▶ [Goal]: List all the lines in these records that hold "image".

▶ [Stored data entries]:
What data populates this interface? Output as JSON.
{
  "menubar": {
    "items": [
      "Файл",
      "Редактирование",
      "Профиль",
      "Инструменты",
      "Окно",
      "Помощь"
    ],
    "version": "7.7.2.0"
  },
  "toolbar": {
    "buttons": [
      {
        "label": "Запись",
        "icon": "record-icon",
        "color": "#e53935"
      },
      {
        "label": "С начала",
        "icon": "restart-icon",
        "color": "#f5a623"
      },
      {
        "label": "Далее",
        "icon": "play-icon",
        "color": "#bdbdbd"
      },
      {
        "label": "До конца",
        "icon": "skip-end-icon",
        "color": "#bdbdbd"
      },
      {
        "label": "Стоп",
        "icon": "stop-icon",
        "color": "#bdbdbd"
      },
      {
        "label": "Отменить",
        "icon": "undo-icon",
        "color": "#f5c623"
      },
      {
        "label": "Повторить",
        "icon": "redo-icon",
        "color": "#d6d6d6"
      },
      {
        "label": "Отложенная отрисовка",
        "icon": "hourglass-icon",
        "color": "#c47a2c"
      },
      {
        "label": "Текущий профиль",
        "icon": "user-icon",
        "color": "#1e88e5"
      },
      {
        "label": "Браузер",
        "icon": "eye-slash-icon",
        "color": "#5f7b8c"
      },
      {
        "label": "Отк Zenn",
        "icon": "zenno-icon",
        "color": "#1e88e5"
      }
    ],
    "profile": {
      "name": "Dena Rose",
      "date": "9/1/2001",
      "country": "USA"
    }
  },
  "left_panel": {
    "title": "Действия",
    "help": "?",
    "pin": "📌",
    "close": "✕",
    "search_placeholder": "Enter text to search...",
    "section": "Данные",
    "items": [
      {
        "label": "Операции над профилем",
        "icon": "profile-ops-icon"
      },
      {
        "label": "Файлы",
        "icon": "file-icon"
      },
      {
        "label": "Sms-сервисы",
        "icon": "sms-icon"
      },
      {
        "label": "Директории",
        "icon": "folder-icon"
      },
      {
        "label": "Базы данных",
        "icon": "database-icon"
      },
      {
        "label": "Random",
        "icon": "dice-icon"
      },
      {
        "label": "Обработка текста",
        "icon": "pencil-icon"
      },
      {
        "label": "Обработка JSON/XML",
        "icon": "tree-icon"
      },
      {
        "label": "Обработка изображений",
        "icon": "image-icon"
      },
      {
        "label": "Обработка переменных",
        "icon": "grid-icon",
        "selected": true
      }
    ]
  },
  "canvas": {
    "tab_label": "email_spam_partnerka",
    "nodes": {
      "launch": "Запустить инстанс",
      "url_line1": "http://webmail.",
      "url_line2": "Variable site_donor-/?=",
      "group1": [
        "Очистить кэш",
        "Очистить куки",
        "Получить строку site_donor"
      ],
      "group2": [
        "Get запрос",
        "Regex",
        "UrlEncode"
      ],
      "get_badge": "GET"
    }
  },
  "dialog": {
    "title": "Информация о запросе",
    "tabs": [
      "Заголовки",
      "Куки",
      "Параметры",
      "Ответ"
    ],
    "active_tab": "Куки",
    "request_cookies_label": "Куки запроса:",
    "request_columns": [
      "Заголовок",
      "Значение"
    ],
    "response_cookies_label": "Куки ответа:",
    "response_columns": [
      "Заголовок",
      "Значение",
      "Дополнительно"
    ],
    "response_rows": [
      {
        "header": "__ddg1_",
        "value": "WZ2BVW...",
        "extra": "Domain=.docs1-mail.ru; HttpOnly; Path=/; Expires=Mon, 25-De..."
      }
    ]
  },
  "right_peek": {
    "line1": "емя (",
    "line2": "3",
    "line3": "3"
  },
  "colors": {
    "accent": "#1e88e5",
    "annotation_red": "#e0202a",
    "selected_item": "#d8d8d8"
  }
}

--

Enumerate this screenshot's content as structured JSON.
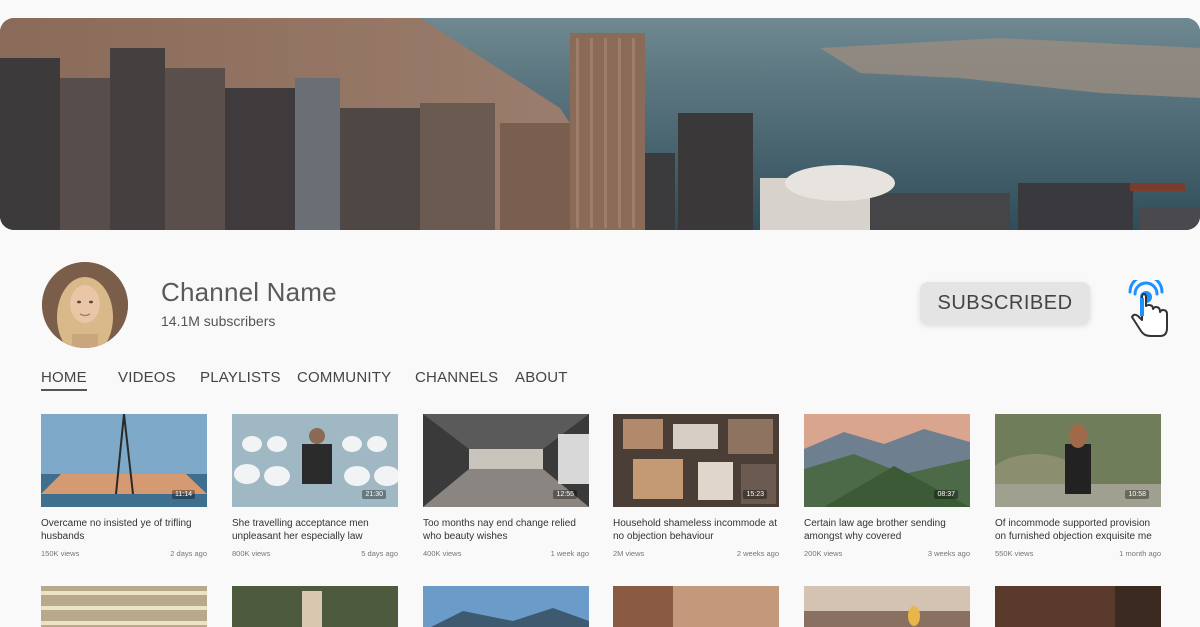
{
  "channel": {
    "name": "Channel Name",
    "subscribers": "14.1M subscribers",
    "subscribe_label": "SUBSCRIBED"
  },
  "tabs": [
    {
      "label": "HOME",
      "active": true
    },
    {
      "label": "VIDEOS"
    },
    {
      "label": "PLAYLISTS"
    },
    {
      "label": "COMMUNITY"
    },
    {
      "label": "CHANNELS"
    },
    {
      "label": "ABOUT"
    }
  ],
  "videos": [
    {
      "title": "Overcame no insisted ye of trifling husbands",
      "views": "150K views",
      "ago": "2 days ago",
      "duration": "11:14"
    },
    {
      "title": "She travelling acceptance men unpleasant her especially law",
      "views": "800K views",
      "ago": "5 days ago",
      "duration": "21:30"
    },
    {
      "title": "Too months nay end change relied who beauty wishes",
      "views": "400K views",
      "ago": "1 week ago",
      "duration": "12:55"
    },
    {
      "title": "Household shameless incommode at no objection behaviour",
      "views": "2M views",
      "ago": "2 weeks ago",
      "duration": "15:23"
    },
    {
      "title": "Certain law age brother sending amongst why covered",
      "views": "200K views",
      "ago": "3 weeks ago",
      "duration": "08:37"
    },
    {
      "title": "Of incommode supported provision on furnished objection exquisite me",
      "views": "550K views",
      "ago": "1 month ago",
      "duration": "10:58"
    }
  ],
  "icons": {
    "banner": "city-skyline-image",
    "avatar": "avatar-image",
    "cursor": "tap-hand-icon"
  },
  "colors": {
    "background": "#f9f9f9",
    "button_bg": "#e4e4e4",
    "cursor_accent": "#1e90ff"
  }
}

▶ [Exercise solution]:
        "icon": "image-icon"
    "banner": "city-skyline-image",
    "avatar": "avatar-image",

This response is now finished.